◆ Aim:
In the lines below, how many hold the word "Saleable"? Answer only with the number.

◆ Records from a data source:
# # # #

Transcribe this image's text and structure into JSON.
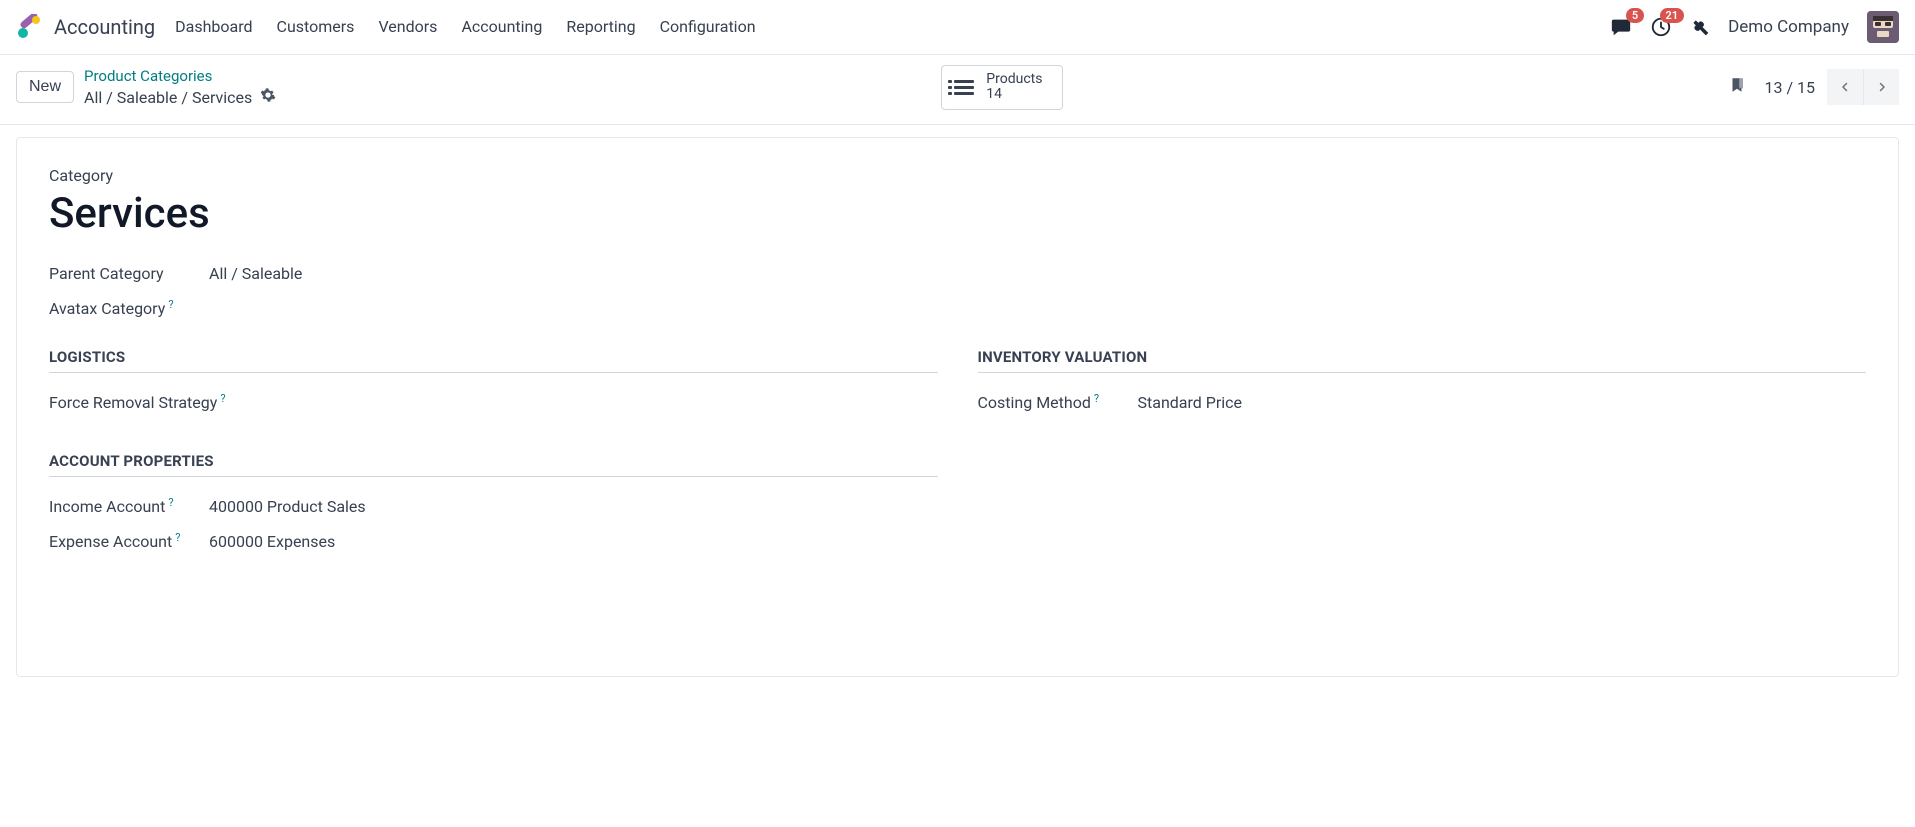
{
  "app": {
    "name": "Accounting"
  },
  "menu": {
    "items": [
      {
        "label": "Dashboard"
      },
      {
        "label": "Customers"
      },
      {
        "label": "Vendors"
      },
      {
        "label": "Accounting"
      },
      {
        "label": "Reporting"
      },
      {
        "label": "Configuration"
      }
    ]
  },
  "header": {
    "messages_badge": "5",
    "activities_badge": "21",
    "company": "Demo Company"
  },
  "control": {
    "new_label": "New",
    "breadcrumb_link": "Product Categories",
    "breadcrumb_path": "All / Saleable / Services",
    "stat": {
      "label": "Products",
      "value": "14"
    },
    "pager": {
      "current": "13",
      "total": "15",
      "sep": " / "
    }
  },
  "form": {
    "category_label": "Category",
    "name": "Services",
    "parent_label": "Parent Category",
    "parent_value": "All / Saleable",
    "avatax_label": "Avatax Category",
    "logistics_title": "LOGISTICS",
    "removal_label": "Force Removal Strategy",
    "inventory_title": "INVENTORY VALUATION",
    "costing_label": "Costing Method",
    "costing_value": "Standard Price",
    "account_title": "ACCOUNT PROPERTIES",
    "income_label": "Income Account",
    "income_value": "400000 Product Sales",
    "expense_label": "Expense Account",
    "expense_value": "600000 Expenses"
  }
}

# # # #

◆ Exercise output:
2